## START RECORDS

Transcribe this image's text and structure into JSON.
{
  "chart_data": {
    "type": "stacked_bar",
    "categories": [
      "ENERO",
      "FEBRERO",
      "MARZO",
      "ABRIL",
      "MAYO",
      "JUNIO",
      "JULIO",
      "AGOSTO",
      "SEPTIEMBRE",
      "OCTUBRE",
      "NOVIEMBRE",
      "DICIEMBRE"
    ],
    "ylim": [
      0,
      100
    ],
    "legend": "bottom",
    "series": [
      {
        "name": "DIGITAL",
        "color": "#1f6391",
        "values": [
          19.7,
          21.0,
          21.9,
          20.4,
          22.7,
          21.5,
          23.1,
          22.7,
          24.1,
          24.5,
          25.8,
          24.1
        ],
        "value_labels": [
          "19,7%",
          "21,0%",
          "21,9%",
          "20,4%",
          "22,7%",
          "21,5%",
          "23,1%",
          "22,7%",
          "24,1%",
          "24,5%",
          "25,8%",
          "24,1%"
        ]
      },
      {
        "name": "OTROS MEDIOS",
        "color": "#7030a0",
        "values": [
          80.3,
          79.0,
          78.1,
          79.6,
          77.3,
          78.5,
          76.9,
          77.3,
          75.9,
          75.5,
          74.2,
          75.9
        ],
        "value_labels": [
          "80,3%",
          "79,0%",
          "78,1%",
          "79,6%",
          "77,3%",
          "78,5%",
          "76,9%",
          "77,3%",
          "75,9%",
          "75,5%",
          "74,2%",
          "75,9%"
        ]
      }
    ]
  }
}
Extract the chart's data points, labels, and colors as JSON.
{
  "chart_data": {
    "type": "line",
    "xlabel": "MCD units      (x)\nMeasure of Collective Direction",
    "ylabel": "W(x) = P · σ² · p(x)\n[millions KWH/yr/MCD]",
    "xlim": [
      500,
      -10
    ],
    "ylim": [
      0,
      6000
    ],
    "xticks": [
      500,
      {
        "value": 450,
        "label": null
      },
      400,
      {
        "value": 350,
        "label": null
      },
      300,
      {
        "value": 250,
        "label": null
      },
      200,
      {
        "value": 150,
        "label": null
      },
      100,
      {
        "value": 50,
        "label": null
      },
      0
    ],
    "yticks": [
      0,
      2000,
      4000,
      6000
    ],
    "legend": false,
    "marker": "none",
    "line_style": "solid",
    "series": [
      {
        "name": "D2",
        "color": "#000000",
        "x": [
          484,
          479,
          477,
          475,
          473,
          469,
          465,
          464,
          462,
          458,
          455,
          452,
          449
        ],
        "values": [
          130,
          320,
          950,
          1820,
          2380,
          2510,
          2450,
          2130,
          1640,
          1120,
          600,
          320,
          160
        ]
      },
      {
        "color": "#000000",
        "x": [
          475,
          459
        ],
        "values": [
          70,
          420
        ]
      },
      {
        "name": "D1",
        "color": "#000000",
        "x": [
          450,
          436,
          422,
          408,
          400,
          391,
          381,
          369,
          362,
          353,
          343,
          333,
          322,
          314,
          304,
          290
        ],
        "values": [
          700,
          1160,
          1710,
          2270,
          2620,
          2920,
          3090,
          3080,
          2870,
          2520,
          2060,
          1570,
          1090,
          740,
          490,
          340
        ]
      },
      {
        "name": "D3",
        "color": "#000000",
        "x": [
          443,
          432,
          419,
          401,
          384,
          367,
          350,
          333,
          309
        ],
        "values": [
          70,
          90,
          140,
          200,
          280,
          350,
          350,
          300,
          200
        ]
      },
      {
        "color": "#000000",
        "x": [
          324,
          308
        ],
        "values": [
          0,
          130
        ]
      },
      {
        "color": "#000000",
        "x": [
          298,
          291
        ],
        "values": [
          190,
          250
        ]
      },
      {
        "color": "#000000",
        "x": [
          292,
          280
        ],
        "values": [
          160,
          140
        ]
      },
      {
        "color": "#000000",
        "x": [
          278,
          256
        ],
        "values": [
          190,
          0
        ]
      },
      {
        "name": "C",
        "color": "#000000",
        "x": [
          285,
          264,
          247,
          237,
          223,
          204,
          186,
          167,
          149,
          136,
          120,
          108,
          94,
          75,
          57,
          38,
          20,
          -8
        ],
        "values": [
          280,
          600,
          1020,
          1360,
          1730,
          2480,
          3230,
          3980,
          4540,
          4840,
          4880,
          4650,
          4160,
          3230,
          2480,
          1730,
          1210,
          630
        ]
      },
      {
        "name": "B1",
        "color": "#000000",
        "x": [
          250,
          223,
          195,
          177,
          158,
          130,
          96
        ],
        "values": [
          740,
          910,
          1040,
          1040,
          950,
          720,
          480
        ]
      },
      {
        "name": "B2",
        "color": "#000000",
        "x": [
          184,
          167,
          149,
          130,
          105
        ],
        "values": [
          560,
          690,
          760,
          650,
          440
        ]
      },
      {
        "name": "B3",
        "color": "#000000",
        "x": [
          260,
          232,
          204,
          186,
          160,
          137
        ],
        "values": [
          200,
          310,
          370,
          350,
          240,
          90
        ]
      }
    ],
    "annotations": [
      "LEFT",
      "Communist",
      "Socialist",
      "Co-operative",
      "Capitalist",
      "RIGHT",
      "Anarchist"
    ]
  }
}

## END RECORDS

• [INSTRUCTION]: Copy all the entries verbatim.

• [WORKED ANSWER]:
Transcribe this image's text and structure into JSON.
{
  "chart_data": {
    "type": "stacked_bar",
    "categories": [
      "ENERO",
      "FEBRERO",
      "MARZO",
      "ABRIL",
      "MAYO",
      "JUNIO",
      "JULIO",
      "AGOSTO",
      "SEPTIEMBRE",
      "OCTUBRE",
      "NOVIEMBRE",
      "DICIEMBRE"
    ],
    "ylim": [
      0,
      100
    ],
    "legend": "bottom",
    "series": [
      {
        "name": "DIGITAL",
        "color": "#1f6391",
        "values": [
          19.7,
          21.0,
          21.9,
          20.4,
          22.7,
          21.5,
          23.1,
          22.7,
          24.1,
          24.5,
          25.8,
          24.1
        ],
        "value_labels": [
          "19,7%",
          "21,0%",
          "21,9%",
          "20,4%",
          "22,7%",
          "21,5%",
          "23,1%",
          "22,7%",
          "24,1%",
          "24,5%",
          "25,8%",
          "24,1%"
        ]
      },
      {
        "name": "OTROS MEDIOS",
        "color": "#7030a0",
        "values": [
          80.3,
          79.0,
          78.1,
          79.6,
          77.3,
          78.5,
          76.9,
          77.3,
          75.9,
          75.5,
          74.2,
          75.9
        ],
        "value_labels": [
          "80,3%",
          "79,0%",
          "78,1%",
          "79,6%",
          "77,3%",
          "78,5%",
          "76,9%",
          "77,3%",
          "75,9%",
          "75,5%",
          "74,2%",
          "75,9%"
        ]
      }
    ]
  }
}
Extract the chart's data points, labels, and colors as JSON.
{
  "chart_data": {
    "type": "line",
    "xlabel": "MCD units      (x)\nMeasure of Collective Direction",
    "ylabel": "W(x) = P · σ² · p(x)\n[millions KWH/yr/MCD]",
    "xlim": [
      500,
      -10
    ],
    "ylim": [
      0,
      6000
    ],
    "xticks": [
      500,
      {
        "value": 450,
        "label": null
      },
      400,
      {
        "value": 350,
        "label": null
      },
      300,
      {
        "value": 250,
        "label": null
      },
      200,
      {
        "value": 150,
        "label": null
      },
      100,
      {
        "value": 50,
        "label": null
      },
      0
    ],
    "yticks": [
      0,
      2000,
      4000,
      6000
    ],
    "legend": false,
    "marker": "none",
    "line_style": "solid",
    "series": [
      {
        "name": "D2",
        "color": "#000000",
        "x": [
          484,
          479,
          477,
          475,
          473,
          469,
          465,
          464,
          462,
          458,
          455,
          452,
          449
        ],
        "values": [
          130,
          320,
          950,
          1820,
          2380,
          2510,
          2450,
          2130,
          1640,
          1120,
          600,
          320,
          160
        ]
      },
      {
        "color": "#000000",
        "x": [
          475,
          459
        ],
        "values": [
          70,
          420
        ]
      },
      {
        "name": "D1",
        "color": "#000000",
        "x": [
          450,
          436,
          422,
          408,
          400,
          391,
          381,
          369,
          362,
          353,
          343,
          333,
          322,
          314,
          304,
          290
        ],
        "values": [
          700,
          1160,
          1710,
          2270,
          2620,
          2920,
          3090,
          3080,
          2870,
          2520,
          2060,
          1570,
          1090,
          740,
          490,
          340
        ]
      },
      {
        "name": "D3",
        "color": "#000000",
        "x": [
          443,
          432,
          419,
          401,
          384,
          367,
          350,
          333,
          309
        ],
        "values": [
          70,
          90,
          140,
          200,
          280,
          350,
          350,
          300,
          200
        ]
      },
      {
        "color": "#000000",
        "x": [
          324,
          308
        ],
        "values": [
          0,
          130
        ]
      },
      {
        "color": "#000000",
        "x": [
          298,
          291
        ],
        "values": [
          190,
          250
        ]
      },
      {
        "color": "#000000",
        "x": [
          292,
          280
        ],
        "values": [
          160,
          140
        ]
      },
      {
        "color": "#000000",
        "x": [
          278,
          256
        ],
        "values": [
          190,
          0
        ]
      },
      {
        "name": "C",
        "color": "#000000",
        "x": [
          285,
          264,
          247,
          237,
          223,
          204,
          186,
          167,
          149,
          136,
          120,
          108,
          94,
          75,
          57,
          38,
          20,
          -8
        ],
        "values": [
          280,
          600,
          1020,
          1360,
          1730,
          2480,
          3230,
          3980,
          4540,
          4840,
          4880,
          4650,
          4160,
          3230,
          2480,
          1730,
          1210,
          630
        ]
      },
      {
        "name": "B1",
        "color": "#000000",
        "x": [
          250,
          223,
          195,
          177,
          158,
          130,
          96
        ],
        "values": [
          740,
          910,
          1040,
          1040,
          950,
          720,
          480
        ]
      },
      {
        "name": "B2",
        "color": "#000000",
        "x": [
          184,
          167,
          149,
          130,
          105
        ],
        "values": [
          560,
          690,
          760,
          650,
          440
        ]
      },
      {
        "name": "B3",
        "color": "#000000",
        "x": [
          260,
          232,
          204,
          186,
          160,
          137
        ],
        "values": [
          200,
          310,
          370,
          350,
          240,
          90
        ]
      }
    ],
    "annotations": [
      "LEFT",
      "Communist",
      "Socialist",
      "Co-operative",
      "Capitalist",
      "RIGHT",
      "Anarchist"
    ]
  }
}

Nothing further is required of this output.